▶ [Document segment]

David Bach was not an ordinary kid. At the age of seven, under the guidance of his grandmother (a self-made millionaire in her own right), David bought his first stock in McDonald's—because what seven-year-old wouldn’t want to own a McNugget?
Today, David is one of the most well-known financial experts of our time. With nine consecutive New York Times best selling books, various seminars and countless media appearances, David has educated tens of millions of people on how to be smarter with their finances and start living the life they want to live.
We’re thrilled to announce that David has joined Clarity Money as an advisor, helping to guide our mission forward and support our users in their journey to take control of their financial lives.
Clarity Money caught up with David to talk all things finance, and to tell us more about his crusade to empower Americans to save more money, invest in their futures, and ultimately make their dreams come true.
This conversation was edited and condensed for clarity.
Clarity Money: You've been at this for a while. Knowing what you know now, what kind of advice would you give your younger self?
David Bach: Well, I’m 50 right now, and I’ve been doing this since my early 20’s. I’ve been teaching the miracle of compound interest for over 30 years. When you’re young, you see the charts and statistics about how if you save $5, $10, $20 a day, that can add up to a million, which is hard to believe. But I’m now 50 and it’s happened.
I always tell people that the most important thing to do is paying yourself first and buying a home because you can’t get rich being a renter!
CM: Biggest money mistake you've made in your life?
DB: The only thing I regret about money are the things I’ve sold. I’ve been in the business for close to three decades, and one particular money mistake I keep with me is not holding onto my Amazon stock. I’ve been a user of Amazon since the beginning, before the dotcom crash. And I always think that if I had just held on and continued to buy Amazon or just held onto my stock, I’d have $10 million by now.

▶ [What is asked]
**A.** List the daily savings amounts that David Bach says can add up to a million in the David Bach interview.
**B.** Please turn the rows, from the first one up to and including the one containing "radio-unchecked-icon: [338, 174, 361, 198]", into a Markdown table with two columns, Num and Entry.

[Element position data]

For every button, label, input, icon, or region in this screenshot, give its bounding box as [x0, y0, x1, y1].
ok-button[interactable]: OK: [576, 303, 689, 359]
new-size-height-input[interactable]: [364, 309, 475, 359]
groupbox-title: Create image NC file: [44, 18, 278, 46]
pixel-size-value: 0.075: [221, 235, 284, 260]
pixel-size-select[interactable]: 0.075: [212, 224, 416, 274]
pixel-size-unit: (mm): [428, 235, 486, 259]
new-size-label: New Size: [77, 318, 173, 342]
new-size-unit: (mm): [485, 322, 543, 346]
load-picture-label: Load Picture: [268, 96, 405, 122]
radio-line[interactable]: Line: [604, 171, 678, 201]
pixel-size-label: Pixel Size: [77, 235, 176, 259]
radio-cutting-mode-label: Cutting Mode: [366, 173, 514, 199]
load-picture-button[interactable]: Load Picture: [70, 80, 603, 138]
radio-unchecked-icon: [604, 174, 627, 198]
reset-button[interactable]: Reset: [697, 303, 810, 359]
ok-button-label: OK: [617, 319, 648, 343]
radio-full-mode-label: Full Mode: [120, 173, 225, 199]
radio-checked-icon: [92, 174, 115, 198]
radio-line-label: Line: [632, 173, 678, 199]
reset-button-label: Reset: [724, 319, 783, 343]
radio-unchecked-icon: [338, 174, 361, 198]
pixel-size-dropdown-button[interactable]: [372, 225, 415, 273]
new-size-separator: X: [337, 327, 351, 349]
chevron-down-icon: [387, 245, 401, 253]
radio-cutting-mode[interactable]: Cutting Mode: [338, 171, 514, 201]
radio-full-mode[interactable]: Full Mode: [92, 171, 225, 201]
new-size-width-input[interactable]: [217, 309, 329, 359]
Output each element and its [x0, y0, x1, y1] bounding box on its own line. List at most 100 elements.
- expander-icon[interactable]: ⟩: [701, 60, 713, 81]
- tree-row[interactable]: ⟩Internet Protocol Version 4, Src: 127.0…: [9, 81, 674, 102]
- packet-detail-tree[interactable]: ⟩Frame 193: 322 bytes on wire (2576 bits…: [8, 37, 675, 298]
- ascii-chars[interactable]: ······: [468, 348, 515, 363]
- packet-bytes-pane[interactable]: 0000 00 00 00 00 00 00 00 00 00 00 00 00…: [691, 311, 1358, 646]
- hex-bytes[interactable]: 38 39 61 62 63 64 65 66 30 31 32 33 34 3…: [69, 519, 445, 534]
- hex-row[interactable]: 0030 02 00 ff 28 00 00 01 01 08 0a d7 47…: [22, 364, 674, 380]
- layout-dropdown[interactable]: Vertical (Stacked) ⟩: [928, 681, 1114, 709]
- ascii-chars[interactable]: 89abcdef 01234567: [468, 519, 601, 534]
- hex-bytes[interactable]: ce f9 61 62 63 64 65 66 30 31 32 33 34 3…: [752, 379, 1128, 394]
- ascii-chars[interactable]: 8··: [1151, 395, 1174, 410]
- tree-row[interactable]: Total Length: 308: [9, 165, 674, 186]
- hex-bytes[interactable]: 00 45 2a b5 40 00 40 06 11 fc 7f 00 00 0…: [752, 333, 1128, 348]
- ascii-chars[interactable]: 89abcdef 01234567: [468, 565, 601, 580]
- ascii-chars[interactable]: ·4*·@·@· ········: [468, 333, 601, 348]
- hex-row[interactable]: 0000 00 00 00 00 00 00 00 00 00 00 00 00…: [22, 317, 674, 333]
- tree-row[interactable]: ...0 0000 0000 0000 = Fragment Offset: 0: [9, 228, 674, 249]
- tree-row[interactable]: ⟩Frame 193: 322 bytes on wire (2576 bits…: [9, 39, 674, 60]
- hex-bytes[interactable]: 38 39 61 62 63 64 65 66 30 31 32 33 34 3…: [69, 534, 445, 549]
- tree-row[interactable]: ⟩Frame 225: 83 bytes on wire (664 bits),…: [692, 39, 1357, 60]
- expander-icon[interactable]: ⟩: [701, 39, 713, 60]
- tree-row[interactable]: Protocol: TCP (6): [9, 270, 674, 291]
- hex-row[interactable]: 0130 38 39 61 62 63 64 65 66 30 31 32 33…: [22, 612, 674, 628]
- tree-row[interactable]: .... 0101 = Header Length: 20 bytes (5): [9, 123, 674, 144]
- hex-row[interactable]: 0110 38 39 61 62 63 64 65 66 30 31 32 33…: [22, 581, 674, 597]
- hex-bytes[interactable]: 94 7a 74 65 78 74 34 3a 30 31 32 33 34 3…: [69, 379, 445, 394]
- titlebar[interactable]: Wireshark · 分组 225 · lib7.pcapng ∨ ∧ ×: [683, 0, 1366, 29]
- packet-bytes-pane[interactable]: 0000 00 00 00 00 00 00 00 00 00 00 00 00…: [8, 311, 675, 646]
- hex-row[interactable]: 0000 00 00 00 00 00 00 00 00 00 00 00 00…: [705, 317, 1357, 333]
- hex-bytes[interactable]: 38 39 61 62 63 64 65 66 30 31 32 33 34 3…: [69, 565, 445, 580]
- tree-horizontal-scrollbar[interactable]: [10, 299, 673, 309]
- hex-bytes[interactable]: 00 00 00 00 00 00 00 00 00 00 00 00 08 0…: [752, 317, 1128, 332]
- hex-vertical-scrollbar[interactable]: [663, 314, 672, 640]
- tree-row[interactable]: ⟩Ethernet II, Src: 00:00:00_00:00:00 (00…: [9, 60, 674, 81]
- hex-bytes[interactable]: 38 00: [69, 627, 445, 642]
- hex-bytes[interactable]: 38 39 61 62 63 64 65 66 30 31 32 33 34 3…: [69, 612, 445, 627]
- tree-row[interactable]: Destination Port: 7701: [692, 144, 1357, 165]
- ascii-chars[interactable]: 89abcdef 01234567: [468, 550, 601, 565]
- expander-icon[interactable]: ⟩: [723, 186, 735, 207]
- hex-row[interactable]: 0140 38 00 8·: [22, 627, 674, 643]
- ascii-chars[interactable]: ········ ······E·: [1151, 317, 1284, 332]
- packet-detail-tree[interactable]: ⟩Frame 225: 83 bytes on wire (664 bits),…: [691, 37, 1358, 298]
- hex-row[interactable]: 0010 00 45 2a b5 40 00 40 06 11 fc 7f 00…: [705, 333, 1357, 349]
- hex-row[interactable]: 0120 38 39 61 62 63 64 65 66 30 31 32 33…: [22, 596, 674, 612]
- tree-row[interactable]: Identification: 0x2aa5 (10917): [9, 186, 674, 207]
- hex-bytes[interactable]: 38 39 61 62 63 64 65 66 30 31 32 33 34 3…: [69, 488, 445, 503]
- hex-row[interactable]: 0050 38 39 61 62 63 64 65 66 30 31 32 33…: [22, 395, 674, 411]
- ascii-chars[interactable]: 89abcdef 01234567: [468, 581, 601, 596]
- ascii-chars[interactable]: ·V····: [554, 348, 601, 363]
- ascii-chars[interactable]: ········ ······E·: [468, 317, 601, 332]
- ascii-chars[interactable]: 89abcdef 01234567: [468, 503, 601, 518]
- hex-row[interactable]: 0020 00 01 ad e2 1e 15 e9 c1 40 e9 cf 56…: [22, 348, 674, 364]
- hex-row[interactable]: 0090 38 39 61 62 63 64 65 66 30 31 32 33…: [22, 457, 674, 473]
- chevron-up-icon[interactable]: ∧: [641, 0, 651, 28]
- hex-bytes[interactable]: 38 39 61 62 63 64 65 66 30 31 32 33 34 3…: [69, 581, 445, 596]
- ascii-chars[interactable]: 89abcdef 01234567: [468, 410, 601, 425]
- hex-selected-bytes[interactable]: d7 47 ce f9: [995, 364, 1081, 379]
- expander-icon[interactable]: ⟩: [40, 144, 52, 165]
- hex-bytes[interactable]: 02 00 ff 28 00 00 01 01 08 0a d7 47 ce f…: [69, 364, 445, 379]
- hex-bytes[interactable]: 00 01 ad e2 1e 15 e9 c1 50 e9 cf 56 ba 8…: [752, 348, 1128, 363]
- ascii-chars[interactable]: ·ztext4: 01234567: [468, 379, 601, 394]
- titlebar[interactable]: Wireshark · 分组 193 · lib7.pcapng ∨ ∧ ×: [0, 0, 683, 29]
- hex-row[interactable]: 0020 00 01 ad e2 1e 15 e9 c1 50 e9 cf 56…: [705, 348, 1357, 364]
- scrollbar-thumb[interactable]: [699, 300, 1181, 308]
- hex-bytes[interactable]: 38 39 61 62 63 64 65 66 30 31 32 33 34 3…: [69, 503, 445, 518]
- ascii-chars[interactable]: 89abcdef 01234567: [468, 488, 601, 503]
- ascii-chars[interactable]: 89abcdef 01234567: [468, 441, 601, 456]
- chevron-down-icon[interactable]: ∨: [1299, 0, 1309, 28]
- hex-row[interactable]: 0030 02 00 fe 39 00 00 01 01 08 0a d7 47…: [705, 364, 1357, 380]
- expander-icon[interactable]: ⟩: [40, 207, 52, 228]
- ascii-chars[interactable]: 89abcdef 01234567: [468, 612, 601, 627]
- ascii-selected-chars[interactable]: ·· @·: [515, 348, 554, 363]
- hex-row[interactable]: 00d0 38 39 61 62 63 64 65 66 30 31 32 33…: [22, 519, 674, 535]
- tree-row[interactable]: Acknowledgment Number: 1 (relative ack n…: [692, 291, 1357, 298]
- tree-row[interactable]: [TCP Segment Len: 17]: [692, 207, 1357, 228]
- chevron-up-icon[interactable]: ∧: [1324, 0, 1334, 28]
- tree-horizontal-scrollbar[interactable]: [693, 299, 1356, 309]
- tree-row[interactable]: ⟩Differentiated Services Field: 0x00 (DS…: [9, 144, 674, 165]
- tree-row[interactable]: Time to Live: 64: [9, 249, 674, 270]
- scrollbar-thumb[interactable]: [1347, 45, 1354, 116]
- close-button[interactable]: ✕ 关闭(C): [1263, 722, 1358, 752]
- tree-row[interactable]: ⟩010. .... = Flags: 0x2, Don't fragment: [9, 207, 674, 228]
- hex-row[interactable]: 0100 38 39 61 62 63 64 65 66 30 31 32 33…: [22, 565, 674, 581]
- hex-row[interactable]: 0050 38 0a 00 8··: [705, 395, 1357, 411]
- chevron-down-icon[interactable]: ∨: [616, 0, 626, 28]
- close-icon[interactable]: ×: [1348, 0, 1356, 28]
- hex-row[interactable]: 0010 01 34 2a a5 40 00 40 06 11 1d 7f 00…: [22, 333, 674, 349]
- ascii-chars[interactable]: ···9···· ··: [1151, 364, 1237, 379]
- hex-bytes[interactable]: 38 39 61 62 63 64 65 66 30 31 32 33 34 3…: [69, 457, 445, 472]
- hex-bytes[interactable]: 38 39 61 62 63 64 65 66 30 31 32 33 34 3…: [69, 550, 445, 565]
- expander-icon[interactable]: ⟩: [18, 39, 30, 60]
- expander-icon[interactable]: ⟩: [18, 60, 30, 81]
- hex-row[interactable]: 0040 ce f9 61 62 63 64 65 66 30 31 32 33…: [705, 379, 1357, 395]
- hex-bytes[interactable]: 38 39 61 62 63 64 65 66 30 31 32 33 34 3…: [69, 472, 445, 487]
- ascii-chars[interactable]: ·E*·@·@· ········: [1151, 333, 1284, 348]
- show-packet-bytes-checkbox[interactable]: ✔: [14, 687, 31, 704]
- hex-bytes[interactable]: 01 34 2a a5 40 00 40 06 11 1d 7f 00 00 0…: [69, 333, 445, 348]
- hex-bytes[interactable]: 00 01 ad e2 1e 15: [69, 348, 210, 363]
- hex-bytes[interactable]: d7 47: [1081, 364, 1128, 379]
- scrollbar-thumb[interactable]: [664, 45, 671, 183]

▶ [Expected results]
**A.** $5, $10, $20

**B.**
| Num | Entry |
|---|---|
| 1 | For every button, label, input, icon, or region in this screenshot, give its bounding box as [x0, y0, x1, y1]. |
| 2 | ok-button[interactable]: OK: [576, 303, 689, 359] |
| 3 | new-size-height-input[interactable]: [364, 309, 475, 359] |
| 4 | groupbox-title: Create image NC file: [44, 18, 278, 46] |
| 5 | pixel-size-value: 0.075: [221, 235, 284, 260] |
| 6 | pixel-size-select[interactable]: 0.075: [212, 224, 416, 274] |
| 7 | pixel-size-unit: (mm): [428, 235, 486, 259] |
| 8 | new-size-label: New Size: [77, 318, 173, 342] |
| 9 | new-size-unit: (mm): [485, 322, 543, 346] |
| 10 | load-picture-label: Load Picture: [268, 96, 405, 122] |
| 11 | radio-line[interactable]: Line: [604, 171, 678, 201] |
| 12 | pixel-size-label: Pixel Size: [77, 235, 176, 259] |
| 13 | radio-cutting-mode-label: Cutting Mode: [366, 173, 514, 199] |
| 14 | load-picture-button[interactable]: Load Picture: [70, 80, 603, 138] |
| 15 | radio-unchecked-icon: [604, 174, 627, 198] |
| 16 | reset-button[interactable]: Reset: [697, 303, 810, 359] |
| 17 | ok-button-label: OK: [617, 319, 648, 343] |
| 18 | radio-full-mode-label: Full Mode: [120, 173, 225, 199] |
| 19 | radio-checked-icon: [92, 174, 115, 198] |
| 20 | radio-line-label: Line: [632, 173, 678, 199] |
| 21 | reset-button-label: Reset: [724, 319, 783, 343] |
| 22 | radio-unchecked-icon: [338, 174, 361, 198] |